▸ Set task: Would you quote every entry exactly, dropping only the pictures?

▸ Material provided:
▽

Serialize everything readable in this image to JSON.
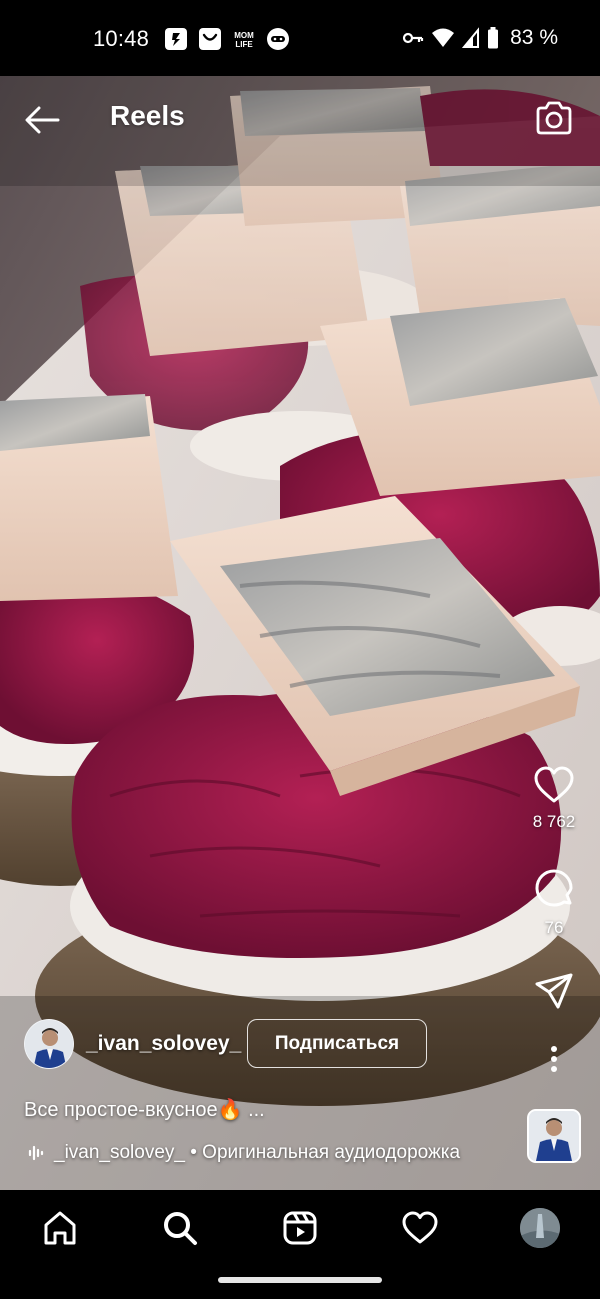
{
  "status_bar": {
    "time": "10:48",
    "app_icons": [
      "app-notification-icon",
      "shopping-bag-icon",
      "mom-life-icon",
      "gamepad-icon"
    ],
    "mom_life_label": "MOM\nLIFE",
    "system_icons": [
      "key-icon",
      "wifi-icon",
      "cell-signal-icon",
      "battery-icon"
    ],
    "battery": "83 %"
  },
  "header": {
    "back_icon": "arrow-left-icon",
    "title": "Reels",
    "camera_icon": "camera-icon"
  },
  "actions": {
    "likes": {
      "icon": "heart-icon",
      "count": "8 762"
    },
    "comments": {
      "icon": "comment-bubble-icon",
      "count": "76"
    },
    "share": {
      "icon": "send-icon"
    },
    "more": {
      "icon": "more-vertical-icon"
    }
  },
  "reel": {
    "username": "_ivan_solovey_",
    "follow_label": "Подписаться",
    "caption": "Все простое-вкусное🔥 ...",
    "audio_icon": "audio-wave-icon",
    "audio_text": "_ivan_solovey_ • Оригинальная аудиодорожка"
  },
  "bottom_nav": {
    "items": [
      "home-icon",
      "search-icon",
      "reels-icon",
      "heart-icon",
      "profile-avatar"
    ],
    "active": "search-icon"
  }
}
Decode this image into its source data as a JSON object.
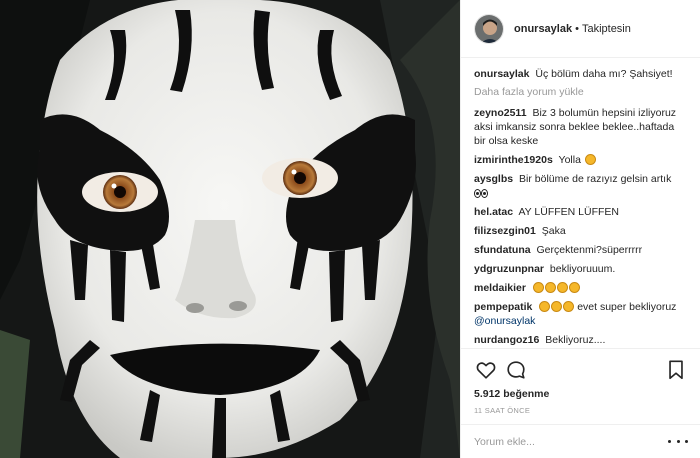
{
  "post": {
    "username": "onursaylak",
    "follow_status": "Takiptesin",
    "separator": "•"
  },
  "caption": {
    "username": "onursaylak",
    "text": "Üç bölüm daha mı? Şahsiyet!"
  },
  "load_more": "Daha fazla yorum yükle",
  "comments": [
    {
      "user": "zeyno2511",
      "text": "Biz 3 bolumün hepsini izliyoruz aksi imkansiz sonra beklee beklee..haftada bir olsa keske"
    },
    {
      "user": "izmirinthe1920s",
      "text": "Yolla"
    },
    {
      "user": "aysglbs",
      "text": "Bir bölüme de razıyız gelsin artık"
    },
    {
      "user": "hel.atac",
      "text": "AY LÜFFEN LÜFFEN"
    },
    {
      "user": "filizsezgin01",
      "text": "Şaka"
    },
    {
      "user": "sfundatuna",
      "text": "Gerçektenmi?süperrrrr"
    },
    {
      "user": "ydgruzunpnar",
      "text": "bekliyoruuum."
    },
    {
      "user": "meldaikier",
      "text": ""
    },
    {
      "user": "pempepatik",
      "text": "evet super bekliyoruz",
      "mention": "@onursaylak"
    },
    {
      "user": "nurdangoz16",
      "text": "Bekliyoruz...."
    }
  ],
  "icons": {
    "like": "heart-outline-icon",
    "comment": "speech-bubble-icon",
    "save": "bookmark-icon",
    "options": "more-options-icon"
  },
  "likes": "5.912 beğenme",
  "timestamp": "11 SAAT ÖNCE",
  "add_comment": {
    "placeholder": "Yorum ekle..."
  },
  "colors": {
    "text": "#262626",
    "muted": "#999999",
    "border": "#efefef",
    "link": "#003569"
  }
}
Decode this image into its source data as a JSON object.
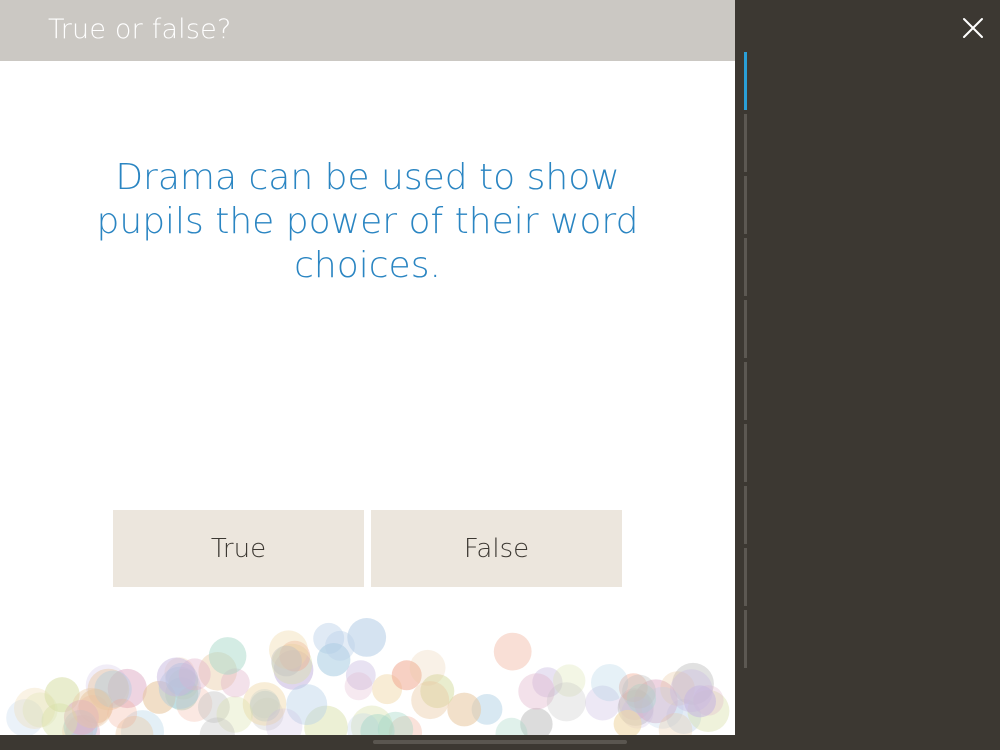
{
  "header": {
    "title": "True or false?"
  },
  "question": {
    "text": "Drama can be used to show pupils the power of their word choices."
  },
  "answers": [
    {
      "label": "True"
    },
    {
      "label": "False"
    }
  ],
  "progress": {
    "total_segments": 10,
    "current_segment": 1
  },
  "colors": {
    "background_dark": "#3c3832",
    "header_bar": "#cbc8c3",
    "question_text": "#2a85c2",
    "answer_button": "#ece6dd",
    "progress_active": "#2a9fd8"
  },
  "icons": {
    "close": "close-icon"
  }
}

△

▸ The solution:
Serialize everything readable in this image to JSON.
{
  "status_bar": {
    "time": "10:48",
    "app_icons": [
      "app-notification-icon",
      "shopping-bag-icon",
      "mom-life-icon",
      "gamepad-icon"
    ],
    "mom_life_label": "MOM\nLIFE",
    "system_icons": [
      "key-icon",
      "wifi-icon",
      "cell-signal-icon",
      "battery-icon"
    ],
    "battery": "83 %"
  },
  "header": {
    "back_icon": "arrow-left-icon",
    "title": "Reels",
    "camera_icon": "camera-icon"
  },
  "actions": {
    "likes": {
      "icon": "heart-icon",
      "count": "8 762"
    },
    "comments": {
      "icon": "comment-bubble-icon",
      "count": "76"
    },
    "share": {
      "icon": "send-icon"
    },
    "more": {
      "icon": "more-vertical-icon"
    }
  },
  "reel": {
    "username": "_ivan_solovey_",
    "follow_label": "Подписаться",
    "caption": "Все простое-вкусное🔥 ...",
    "audio_icon": "audio-wave-icon",
    "audio_text": "_ivan_solovey_ • Оригинальная аудиодорожка"
  },
  "bottom_nav": {
    "items": [
      "home-icon",
      "search-icon",
      "reels-icon",
      "heart-icon",
      "profile-avatar"
    ],
    "active": "search-icon"
  }
}
Decode this image into its source data as a JSON object.
{
  "post": {
    "username": "onursaylak",
    "follow_status": "Takiptesin",
    "separator": "•"
  },
  "caption": {
    "username": "onursaylak",
    "text": "Üç bölüm daha mı? Şahsiyet!"
  },
  "load_more": "Daha fazla yorum yükle",
  "comments": [
    {
      "user": "zeyno2511",
      "text": "Biz 3 bolumün hepsini izliyoruz aksi imkansiz sonra beklee beklee..haftada bir olsa keske"
    },
    {
      "user": "izmirinthe1920s",
      "text": "Yolla"
    },
    {
      "user": "aysglbs",
      "text": "Bir bölüme de razıyız gelsin artık"
    },
    {
      "user": "hel.atac",
      "text": "AY LÜFFEN LÜFFEN"
    },
    {
      "user": "filizsezgin01",
      "text": "Şaka"
    },
    {
      "user": "sfundatuna",
      "text": "Gerçektenmi?süperrrrr"
    },
    {
      "user": "ydgruzunpnar",
      "text": "bekliyoruuum."
    },
    {
      "user": "meldaikier",
      "text": ""
    },
    {
      "user": "pempepatik",
      "text": "evet super bekliyoruz",
      "mention": "@onursaylak"
    },
    {
      "user": "nurdangoz16",
      "text": "Bekliyoruz...."
    }
  ],
  "icons": {
    "like": "heart-outline-icon",
    "comment": "speech-bubble-icon",
    "save": "bookmark-icon",
    "options": "more-options-icon"
  },
  "likes": "5.912 beğenme",
  "timestamp": "11 SAAT ÖNCE",
  "add_comment": {
    "placeholder": "Yorum ekle..."
  },
  "colors": {
    "text": "#262626",
    "muted": "#999999",
    "border": "#efefef",
    "link": "#003569"
  }
}
Decode this image into its source data as a JSON object.
{
  "header": {
    "title": "True or false?"
  },
  "question": {
    "text": "Drama can be used to show pupils the power of their word choices."
  },
  "answers": [
    {
      "label": "True"
    },
    {
      "label": "False"
    }
  ],
  "progress": {
    "total_segments": 10,
    "current_segment": 1
  },
  "colors": {
    "background_dark": "#3c3832",
    "header_bar": "#cbc8c3",
    "question_text": "#2a85c2",
    "answer_button": "#ece6dd",
    "progress_active": "#2a9fd8"
  },
  "icons": {
    "close": "close-icon"
  }
}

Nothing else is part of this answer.